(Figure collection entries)

▶

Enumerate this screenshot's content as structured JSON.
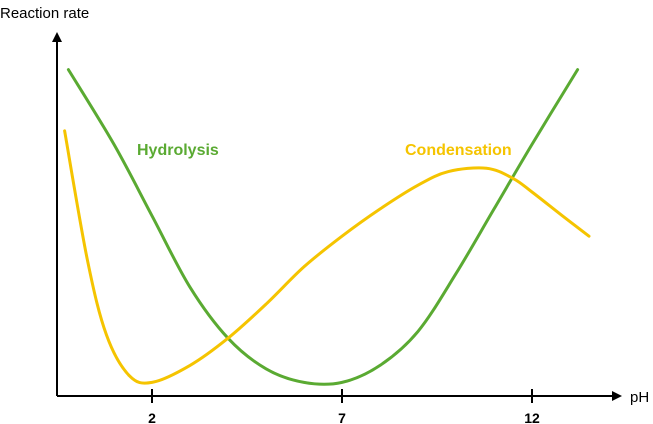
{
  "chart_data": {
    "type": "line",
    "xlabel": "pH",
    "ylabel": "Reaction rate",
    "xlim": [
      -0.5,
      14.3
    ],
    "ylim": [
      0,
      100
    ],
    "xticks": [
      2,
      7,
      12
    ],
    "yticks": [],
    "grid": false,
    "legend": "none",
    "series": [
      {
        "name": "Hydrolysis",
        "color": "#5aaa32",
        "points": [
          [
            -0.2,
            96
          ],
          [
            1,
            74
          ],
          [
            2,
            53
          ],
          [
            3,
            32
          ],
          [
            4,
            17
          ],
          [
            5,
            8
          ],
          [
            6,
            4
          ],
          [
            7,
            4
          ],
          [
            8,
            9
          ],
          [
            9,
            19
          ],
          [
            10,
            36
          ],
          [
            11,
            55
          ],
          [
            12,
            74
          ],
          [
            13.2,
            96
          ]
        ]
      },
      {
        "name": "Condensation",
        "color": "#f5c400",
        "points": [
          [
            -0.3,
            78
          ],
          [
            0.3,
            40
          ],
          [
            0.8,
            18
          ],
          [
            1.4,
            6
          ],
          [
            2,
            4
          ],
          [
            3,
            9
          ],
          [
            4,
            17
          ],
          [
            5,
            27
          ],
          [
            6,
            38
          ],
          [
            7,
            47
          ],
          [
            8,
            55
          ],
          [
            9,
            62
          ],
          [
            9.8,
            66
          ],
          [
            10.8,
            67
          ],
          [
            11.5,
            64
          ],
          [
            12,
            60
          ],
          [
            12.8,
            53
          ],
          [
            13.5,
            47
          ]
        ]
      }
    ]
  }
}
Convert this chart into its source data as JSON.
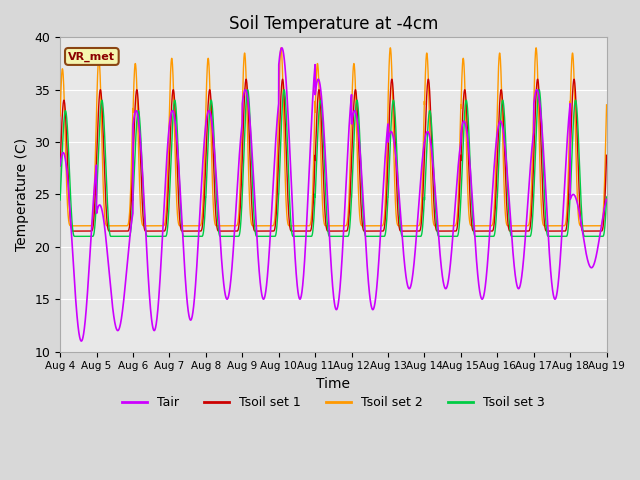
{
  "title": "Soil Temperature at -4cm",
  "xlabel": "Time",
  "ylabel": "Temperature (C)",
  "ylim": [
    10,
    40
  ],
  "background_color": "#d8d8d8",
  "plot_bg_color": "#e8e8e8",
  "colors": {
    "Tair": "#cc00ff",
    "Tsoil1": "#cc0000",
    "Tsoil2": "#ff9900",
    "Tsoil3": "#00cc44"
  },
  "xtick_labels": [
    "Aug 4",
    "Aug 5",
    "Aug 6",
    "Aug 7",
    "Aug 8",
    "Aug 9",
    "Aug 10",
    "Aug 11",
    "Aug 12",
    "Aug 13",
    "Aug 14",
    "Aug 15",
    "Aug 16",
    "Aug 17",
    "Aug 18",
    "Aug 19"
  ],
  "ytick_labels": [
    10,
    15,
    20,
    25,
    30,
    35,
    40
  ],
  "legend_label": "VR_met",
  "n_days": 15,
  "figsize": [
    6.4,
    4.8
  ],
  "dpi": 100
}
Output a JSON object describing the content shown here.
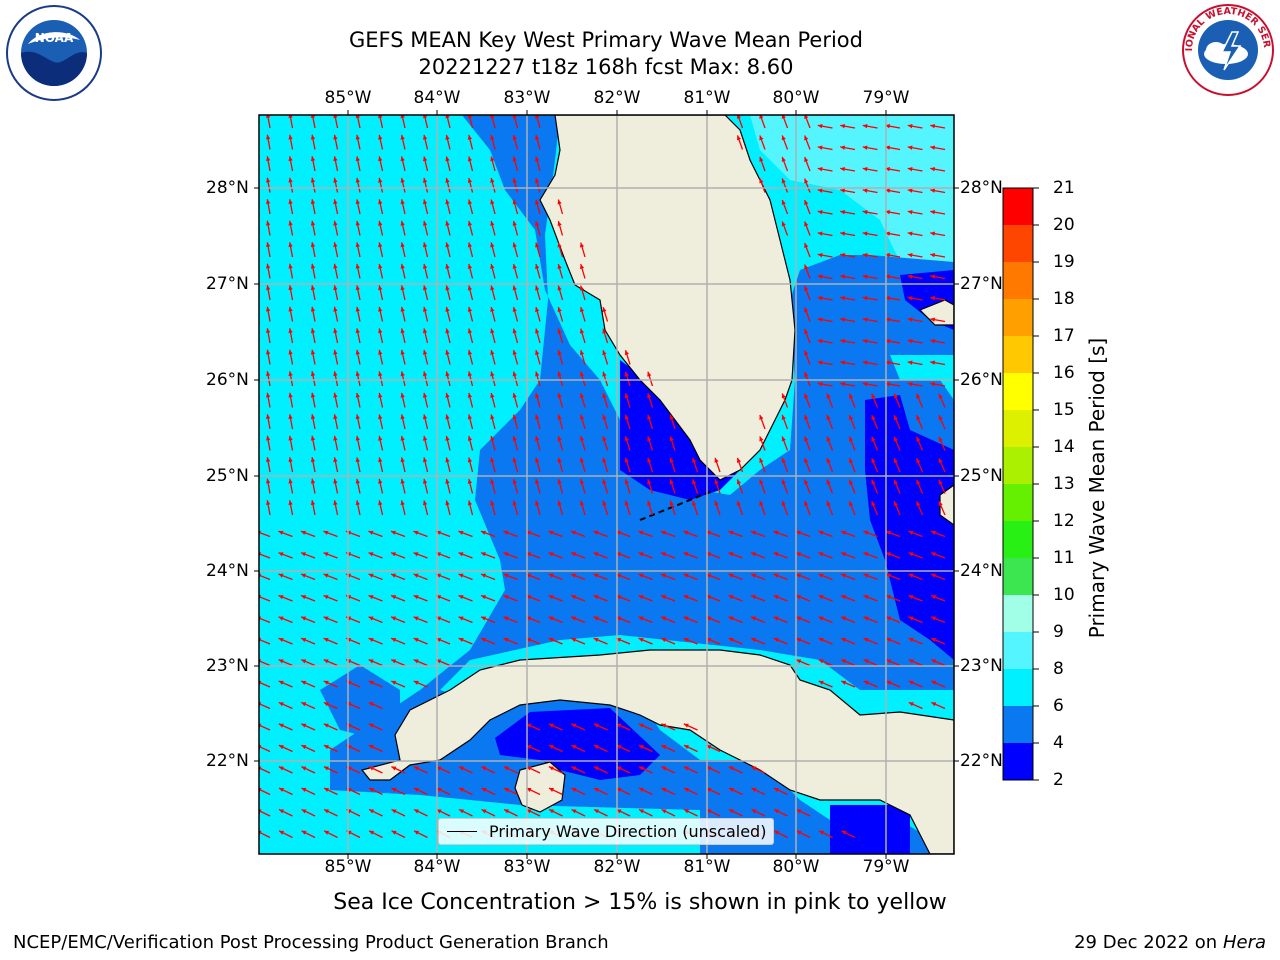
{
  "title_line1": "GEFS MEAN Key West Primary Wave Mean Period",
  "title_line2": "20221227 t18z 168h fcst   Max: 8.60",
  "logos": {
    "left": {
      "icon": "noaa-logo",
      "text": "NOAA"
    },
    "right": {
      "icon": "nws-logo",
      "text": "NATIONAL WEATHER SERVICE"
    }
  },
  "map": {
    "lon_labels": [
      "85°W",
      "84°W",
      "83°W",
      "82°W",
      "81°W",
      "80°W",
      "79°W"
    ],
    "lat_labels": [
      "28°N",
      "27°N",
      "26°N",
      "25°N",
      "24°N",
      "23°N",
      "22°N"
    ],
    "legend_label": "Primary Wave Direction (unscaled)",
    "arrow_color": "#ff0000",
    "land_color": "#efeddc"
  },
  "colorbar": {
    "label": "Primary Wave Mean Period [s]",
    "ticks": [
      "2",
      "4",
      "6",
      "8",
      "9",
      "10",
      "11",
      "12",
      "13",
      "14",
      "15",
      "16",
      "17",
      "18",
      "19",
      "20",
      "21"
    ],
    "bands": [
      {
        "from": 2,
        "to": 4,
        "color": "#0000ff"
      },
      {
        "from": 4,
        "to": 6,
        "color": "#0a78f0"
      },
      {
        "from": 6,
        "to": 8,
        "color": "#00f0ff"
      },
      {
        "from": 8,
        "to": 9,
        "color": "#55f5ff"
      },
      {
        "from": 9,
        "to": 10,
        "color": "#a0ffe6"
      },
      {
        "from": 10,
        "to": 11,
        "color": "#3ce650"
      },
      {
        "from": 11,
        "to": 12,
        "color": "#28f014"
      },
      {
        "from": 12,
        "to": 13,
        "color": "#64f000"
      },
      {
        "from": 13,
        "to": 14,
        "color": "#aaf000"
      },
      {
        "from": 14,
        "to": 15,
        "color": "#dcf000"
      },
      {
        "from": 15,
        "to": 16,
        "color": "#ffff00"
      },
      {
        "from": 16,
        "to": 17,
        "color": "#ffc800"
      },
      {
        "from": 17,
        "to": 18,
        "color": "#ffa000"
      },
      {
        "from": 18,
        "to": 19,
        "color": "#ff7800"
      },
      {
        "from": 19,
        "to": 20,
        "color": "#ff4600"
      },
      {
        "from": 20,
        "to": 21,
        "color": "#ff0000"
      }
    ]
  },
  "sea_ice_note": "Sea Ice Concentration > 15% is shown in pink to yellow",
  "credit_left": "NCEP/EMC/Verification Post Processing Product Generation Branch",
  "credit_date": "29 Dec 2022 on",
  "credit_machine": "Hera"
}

◀

• [AIM]:
Scan the lines above for "JSON", then copy every one that has it.

• [EXERCISE ANSWER]:
Enumerate this screenshot's content as structured JSON.
Convert this chart into its source data as JSON.
Output a JSON object describing the content shown here.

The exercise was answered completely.